Description of the task
Locate and copy all lines bearing the word "Gaul".

>> begin

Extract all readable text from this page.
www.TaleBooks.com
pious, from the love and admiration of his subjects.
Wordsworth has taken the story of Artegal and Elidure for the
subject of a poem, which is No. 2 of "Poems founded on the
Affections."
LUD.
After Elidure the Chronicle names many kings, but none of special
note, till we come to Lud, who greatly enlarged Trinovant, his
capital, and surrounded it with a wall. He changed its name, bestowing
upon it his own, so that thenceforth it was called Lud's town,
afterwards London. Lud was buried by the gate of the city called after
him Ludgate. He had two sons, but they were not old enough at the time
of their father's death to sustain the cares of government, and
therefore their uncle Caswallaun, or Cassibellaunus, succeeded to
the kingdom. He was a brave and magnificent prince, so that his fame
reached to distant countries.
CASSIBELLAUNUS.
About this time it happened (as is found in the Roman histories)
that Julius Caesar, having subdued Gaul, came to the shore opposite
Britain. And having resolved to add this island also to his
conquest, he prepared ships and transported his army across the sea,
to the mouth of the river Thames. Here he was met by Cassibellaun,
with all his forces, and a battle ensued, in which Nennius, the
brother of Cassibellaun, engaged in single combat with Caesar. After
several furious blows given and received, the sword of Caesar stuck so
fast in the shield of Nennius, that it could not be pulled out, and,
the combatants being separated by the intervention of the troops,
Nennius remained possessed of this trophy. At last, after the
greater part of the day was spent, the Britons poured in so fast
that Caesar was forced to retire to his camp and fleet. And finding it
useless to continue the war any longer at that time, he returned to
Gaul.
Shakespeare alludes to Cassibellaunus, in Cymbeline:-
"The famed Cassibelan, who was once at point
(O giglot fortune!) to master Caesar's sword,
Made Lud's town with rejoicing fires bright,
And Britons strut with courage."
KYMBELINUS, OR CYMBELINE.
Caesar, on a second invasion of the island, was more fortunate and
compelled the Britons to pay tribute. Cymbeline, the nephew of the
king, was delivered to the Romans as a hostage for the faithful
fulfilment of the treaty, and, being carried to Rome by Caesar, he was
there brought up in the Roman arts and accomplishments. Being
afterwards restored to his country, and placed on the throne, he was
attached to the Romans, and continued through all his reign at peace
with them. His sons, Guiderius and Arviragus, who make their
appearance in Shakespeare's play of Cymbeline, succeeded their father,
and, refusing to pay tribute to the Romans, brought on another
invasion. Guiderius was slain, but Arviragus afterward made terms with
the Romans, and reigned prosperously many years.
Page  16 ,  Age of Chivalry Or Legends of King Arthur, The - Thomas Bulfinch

>> end

Exercise solution
that Julius Caesar, having subdued Gaul, came to the shore opposite
Gaul.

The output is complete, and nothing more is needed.